[Rows from a dataset]
◆ ◆ ◆

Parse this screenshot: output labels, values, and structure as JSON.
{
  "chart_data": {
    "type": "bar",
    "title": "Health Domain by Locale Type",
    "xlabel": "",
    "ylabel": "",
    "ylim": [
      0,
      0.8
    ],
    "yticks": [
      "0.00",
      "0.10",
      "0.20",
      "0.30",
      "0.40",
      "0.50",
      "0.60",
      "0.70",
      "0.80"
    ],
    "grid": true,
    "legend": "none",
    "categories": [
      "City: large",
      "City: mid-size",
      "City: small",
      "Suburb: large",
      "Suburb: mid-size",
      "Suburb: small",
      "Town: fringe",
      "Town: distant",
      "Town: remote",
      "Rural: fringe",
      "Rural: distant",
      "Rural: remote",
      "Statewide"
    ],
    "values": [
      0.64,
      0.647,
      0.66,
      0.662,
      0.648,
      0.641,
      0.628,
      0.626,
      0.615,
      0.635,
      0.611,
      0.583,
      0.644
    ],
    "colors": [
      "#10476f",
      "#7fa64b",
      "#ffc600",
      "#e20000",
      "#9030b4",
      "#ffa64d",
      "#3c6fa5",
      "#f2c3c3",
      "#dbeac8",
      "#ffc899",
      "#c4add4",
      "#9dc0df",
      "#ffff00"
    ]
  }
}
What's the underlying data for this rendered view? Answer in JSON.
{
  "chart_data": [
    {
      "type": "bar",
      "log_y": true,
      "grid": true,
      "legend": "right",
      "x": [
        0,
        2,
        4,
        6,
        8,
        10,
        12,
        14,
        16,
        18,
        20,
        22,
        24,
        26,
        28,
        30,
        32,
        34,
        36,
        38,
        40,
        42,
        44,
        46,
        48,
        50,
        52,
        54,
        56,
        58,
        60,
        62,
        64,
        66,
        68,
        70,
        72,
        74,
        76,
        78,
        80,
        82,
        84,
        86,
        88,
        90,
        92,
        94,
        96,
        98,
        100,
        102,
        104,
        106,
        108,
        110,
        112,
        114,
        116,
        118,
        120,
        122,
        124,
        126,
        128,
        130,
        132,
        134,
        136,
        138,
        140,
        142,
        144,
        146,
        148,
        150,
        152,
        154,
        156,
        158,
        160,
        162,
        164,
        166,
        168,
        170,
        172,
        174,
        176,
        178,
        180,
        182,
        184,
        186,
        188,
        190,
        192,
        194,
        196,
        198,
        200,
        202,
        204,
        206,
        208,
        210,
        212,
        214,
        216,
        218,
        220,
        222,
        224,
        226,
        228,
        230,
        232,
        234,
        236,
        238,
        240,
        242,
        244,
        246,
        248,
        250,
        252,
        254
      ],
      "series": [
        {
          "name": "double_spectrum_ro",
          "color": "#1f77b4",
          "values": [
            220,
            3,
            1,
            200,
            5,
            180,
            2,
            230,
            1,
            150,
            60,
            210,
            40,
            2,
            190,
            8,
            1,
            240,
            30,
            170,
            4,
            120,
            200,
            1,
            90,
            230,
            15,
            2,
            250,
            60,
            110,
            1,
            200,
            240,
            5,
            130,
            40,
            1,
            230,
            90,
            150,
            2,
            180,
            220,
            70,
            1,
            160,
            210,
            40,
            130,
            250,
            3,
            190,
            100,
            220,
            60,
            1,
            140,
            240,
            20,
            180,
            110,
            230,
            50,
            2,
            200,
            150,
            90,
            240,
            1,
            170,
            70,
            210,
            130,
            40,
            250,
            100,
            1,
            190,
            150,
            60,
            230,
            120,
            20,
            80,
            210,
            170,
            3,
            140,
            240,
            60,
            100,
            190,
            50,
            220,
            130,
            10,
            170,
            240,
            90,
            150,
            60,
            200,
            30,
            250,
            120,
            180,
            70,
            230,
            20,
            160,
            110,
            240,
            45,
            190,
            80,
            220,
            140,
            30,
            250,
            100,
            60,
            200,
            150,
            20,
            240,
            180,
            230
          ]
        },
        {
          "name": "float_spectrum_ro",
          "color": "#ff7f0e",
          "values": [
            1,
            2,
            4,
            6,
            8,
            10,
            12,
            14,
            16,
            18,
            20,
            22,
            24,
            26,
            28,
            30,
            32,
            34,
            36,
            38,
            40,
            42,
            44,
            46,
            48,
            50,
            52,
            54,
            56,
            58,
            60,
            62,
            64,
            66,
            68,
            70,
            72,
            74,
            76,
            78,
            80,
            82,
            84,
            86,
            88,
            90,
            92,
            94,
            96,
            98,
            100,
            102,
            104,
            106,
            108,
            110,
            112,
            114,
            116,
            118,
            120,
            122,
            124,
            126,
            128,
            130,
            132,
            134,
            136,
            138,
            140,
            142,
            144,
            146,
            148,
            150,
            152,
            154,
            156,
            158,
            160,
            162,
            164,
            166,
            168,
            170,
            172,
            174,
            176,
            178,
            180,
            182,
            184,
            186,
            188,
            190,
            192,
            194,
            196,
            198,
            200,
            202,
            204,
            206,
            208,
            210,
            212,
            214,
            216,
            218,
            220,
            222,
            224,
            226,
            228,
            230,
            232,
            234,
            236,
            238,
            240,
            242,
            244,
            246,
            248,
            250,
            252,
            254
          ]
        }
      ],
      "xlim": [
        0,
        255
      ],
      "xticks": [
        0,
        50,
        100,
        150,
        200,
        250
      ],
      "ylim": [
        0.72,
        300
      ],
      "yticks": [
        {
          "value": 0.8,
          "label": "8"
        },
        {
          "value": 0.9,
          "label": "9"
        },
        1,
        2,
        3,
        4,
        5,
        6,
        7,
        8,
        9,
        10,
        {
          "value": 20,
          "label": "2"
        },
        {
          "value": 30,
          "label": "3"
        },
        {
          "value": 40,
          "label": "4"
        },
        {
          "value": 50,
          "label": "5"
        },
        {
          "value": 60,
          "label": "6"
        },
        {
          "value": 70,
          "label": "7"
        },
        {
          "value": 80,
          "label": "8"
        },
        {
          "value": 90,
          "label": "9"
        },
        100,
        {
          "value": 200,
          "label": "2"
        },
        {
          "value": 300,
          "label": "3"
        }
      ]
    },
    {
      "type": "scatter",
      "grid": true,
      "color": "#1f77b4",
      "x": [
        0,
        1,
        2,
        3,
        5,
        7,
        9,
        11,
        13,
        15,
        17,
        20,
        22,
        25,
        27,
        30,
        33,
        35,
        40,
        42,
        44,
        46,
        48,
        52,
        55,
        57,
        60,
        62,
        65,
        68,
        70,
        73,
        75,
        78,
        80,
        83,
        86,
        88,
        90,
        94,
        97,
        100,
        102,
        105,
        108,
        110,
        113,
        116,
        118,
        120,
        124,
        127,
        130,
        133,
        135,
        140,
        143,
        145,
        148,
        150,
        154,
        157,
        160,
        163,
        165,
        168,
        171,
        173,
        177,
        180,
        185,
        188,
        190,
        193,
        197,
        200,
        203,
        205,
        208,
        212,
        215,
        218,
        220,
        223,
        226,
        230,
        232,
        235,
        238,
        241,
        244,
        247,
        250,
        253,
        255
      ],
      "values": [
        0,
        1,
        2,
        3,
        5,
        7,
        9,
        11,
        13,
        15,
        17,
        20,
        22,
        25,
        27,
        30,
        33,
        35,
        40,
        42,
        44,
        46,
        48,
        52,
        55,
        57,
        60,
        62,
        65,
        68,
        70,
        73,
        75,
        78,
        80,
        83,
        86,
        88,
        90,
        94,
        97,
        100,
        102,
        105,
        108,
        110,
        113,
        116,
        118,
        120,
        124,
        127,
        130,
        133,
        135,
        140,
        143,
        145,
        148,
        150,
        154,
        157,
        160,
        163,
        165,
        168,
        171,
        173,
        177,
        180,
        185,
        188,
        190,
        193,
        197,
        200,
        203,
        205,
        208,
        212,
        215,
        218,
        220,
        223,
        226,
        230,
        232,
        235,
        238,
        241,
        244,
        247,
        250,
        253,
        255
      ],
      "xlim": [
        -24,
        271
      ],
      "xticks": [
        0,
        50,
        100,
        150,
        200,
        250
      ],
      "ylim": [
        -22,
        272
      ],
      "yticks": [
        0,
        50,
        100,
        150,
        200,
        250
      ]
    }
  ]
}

◆ ◆ ◆

--- Problem requirements ---
From the records, copy every line that has the string "Town" in it.

--- Correct response ---
      "Town: fringe",
      "Town: distant",
      "Town: remote",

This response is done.